[Auftrag 1]
Beantworte anhand des Berichts über die Erpressung der Linzerin diese Fragen:
(a) Wie alt ist die Linzerin?
(b) Welchen Betrag behauptete der Mann, ihr überwiesen zu haben?
(c) An wen drohte er die erhaltenen Filme zu schicken?
[Auftrag 2] Nenne alle Personen, Personengruppen und Behörden, die im Bericht über die Erpressung der Linzerin vorkommen.
[Auftrag 3] Nimm den Bericht über die Erpressung der Linzerin nach seinem letzten Satz wieder auf und schreibe ihn weiter.
===== Textauszug =====
Fr, 21. September 2018

Beim Online-Dating

27.09.2017 09:54

Sex-Videos im Netz: Junge Linzerin wird erpresst

Ein Unbekannter, den sie im Sommer über eine Dating-Plattform kennengelernt hatte, hat einer 18-jährigen Linzerin intime Videos herausgelockt und versucht, sie damit zu erpressen. Die oberösterreichische Polizei hat Ermittlungen aufgenommen, wie sie am Mittwoch berichtete.

Zunächst gaukelte der Mann seiner offenbar finanziell klammen Online-Bekanntschaft vor, er habe ihr 4500 Euro überwiesen. Als Gegenleistung wollte er die Videos, die sie ihm auch schickte.

Geld bekam die 18-Jährige allerdings nie. Später verlangte er weitere Aufnahmen. Bekomme er die nicht, werde er die bisher erhaltenen Filme an ihre Eltern und ihren Arbeitgeber senden. Das passierte bisher nicht. Die junge Frau erstatte allerdings Anzeige.
===== Einträge im Datensatz =====
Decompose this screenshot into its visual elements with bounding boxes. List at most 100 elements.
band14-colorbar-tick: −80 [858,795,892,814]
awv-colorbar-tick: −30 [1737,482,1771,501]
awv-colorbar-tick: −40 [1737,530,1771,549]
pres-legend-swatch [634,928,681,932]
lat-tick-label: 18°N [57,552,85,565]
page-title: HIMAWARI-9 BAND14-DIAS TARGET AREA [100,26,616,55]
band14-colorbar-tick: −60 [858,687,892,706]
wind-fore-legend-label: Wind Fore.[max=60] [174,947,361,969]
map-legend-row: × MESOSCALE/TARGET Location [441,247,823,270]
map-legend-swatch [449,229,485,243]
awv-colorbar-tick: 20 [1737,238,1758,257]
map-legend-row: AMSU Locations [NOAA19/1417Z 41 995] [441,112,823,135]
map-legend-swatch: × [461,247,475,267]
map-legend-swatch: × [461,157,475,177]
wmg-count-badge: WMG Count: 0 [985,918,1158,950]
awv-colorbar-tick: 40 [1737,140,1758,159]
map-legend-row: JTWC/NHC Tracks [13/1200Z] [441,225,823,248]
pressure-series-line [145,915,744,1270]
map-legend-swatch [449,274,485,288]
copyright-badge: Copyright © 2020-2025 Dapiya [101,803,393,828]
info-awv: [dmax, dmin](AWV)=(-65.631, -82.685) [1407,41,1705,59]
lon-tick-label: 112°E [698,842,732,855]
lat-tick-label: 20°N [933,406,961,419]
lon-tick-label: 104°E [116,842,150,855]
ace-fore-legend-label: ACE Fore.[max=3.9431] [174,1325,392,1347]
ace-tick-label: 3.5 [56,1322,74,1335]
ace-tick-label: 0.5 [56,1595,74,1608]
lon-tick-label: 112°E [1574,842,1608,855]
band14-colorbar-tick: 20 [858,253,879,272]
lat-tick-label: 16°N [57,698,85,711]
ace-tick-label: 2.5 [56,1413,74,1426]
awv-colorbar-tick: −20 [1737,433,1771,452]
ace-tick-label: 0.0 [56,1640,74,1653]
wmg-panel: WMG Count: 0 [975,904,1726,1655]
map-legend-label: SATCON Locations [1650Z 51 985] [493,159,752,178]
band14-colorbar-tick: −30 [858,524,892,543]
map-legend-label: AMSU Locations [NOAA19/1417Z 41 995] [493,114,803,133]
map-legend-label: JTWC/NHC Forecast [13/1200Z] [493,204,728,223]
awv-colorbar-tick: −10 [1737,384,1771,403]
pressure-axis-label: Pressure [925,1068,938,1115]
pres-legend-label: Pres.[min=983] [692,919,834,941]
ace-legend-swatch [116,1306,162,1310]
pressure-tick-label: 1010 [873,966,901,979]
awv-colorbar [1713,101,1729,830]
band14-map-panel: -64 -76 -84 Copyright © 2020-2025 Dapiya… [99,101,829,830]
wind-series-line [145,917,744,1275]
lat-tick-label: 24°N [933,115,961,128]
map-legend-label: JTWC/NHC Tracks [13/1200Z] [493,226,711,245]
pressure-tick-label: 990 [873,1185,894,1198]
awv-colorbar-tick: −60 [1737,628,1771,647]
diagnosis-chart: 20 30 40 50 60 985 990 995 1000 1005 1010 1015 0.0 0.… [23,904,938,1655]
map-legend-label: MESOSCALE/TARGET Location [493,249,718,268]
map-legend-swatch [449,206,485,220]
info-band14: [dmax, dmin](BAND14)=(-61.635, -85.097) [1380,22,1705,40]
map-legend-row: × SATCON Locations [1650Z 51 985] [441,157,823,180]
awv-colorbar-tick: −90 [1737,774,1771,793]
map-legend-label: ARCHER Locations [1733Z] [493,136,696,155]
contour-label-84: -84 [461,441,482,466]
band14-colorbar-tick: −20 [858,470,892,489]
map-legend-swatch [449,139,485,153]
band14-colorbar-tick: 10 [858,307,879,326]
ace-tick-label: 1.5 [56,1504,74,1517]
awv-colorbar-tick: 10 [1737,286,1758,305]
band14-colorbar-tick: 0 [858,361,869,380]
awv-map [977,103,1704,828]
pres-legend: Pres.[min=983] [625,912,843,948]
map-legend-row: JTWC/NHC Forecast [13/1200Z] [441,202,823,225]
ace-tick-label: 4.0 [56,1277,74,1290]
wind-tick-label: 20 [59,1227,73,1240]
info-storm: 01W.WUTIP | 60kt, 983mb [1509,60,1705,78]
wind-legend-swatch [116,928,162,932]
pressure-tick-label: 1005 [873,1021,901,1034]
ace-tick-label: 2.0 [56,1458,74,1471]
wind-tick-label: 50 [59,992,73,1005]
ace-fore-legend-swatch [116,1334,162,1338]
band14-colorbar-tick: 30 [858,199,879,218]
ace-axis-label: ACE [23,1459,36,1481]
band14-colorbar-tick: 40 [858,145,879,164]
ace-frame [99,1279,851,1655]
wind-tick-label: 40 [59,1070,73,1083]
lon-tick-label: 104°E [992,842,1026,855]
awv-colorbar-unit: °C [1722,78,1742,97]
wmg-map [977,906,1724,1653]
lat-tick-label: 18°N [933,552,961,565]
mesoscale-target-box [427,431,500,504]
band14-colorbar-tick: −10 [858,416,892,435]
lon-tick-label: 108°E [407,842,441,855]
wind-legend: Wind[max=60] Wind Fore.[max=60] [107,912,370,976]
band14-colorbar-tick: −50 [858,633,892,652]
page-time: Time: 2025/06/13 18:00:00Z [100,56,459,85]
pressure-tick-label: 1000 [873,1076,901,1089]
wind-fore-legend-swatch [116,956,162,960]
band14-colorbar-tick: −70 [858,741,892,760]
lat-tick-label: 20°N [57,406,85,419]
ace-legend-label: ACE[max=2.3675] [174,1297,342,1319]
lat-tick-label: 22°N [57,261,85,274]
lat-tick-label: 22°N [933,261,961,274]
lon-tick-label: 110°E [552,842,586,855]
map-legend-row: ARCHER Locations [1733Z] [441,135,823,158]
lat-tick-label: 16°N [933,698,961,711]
=====
[Antwort 1]
(a) 18 Jahre
(b) 4500 Euro
(c) An ihre Eltern und ihren Arbeitgeber

[Antwort 2]
- der Unbekannte (der Mann von der Dating-Plattform)
- die 18-jährige Linzerin
- die oberösterreichische Polizei
- die Eltern der jungen Frau
- der Arbeitgeber der jungen Frau

[Antwort 3]
"Sexting" kann Existenzen zerstören
Der Fall aus Linz ist Teil eines größeren Trends namens "Sexting". Dabei senden sich Jugendliche explizite Fotos und Videos, ohne allzu sehr über die möglichen Folgen nachzudenken, die der Versand derart pikanten Materials haben kann. Umfragen zeigen, dass dieser Trend unter Österreichs Jugendlichen längst zum Alltag gehört.

So hat heute jeder zweite Jugendliche zumindest Bekannte, die schon einmal "Sexting" betrieben haben. Jeder dritte Jugendliche zwischen 14 und 18 hat bereits Sexting-Nachrichten erhalten. Interessantes Detail dabei: "Sexting" wird in jüngeren Altersgruppen zunehmend als Teil des Flirtgehabes verstanden und gewinnt entsprechend an Verbreitung - mit potenziell hochproblematischen Folgen, wie nun die 18-jährige Linzerin erfahren musste.